> **YOUR GOAL**
Return all of the lines below exactly as they are.

> **SUPPLIED DATA**
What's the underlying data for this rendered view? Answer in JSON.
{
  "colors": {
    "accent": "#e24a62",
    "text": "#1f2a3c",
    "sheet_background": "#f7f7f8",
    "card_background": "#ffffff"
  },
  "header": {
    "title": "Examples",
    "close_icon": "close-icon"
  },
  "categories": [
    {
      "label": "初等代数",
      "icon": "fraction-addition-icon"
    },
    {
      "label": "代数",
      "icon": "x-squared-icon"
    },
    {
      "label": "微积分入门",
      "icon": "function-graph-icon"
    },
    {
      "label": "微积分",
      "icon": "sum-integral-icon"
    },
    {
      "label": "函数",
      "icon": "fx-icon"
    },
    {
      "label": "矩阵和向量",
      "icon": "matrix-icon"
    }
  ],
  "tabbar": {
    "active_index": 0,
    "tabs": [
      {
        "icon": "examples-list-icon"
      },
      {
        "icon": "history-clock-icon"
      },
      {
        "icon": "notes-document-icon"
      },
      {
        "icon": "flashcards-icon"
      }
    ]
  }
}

> **CORRECT ANSWER**
What's the underlying data for this rendered view? Answer in JSON.
{
  "colors": {
    "accent": "#e24a62",
    "text": "#1f2a3c",
    "sheet_background": "#f7f7f8",
    "card_background": "#ffffff"
  },
  "header": {
    "title": "Examples",
    "close_icon": "close-icon"
  },
  "categories": [
    {
      "label": "初等代数",
      "icon": "fraction-addition-icon"
    },
    {
      "label": "代数",
      "icon": "x-squared-icon"
    },
    {
      "label": "微积分入门",
      "icon": "function-graph-icon"
    },
    {
      "label": "微积分",
      "icon": "sum-integral-icon"
    },
    {
      "label": "函数",
      "icon": "fx-icon"
    },
    {
      "label": "矩阵和向量",
      "icon": "matrix-icon"
    }
  ],
  "tabbar": {
    "active_index": 0,
    "tabs": [
      {
        "icon": "examples-list-icon"
      },
      {
        "icon": "history-clock-icon"
      },
      {
        "icon": "notes-document-icon"
      },
      {
        "icon": "flashcards-icon"
      }
    ]
  }
}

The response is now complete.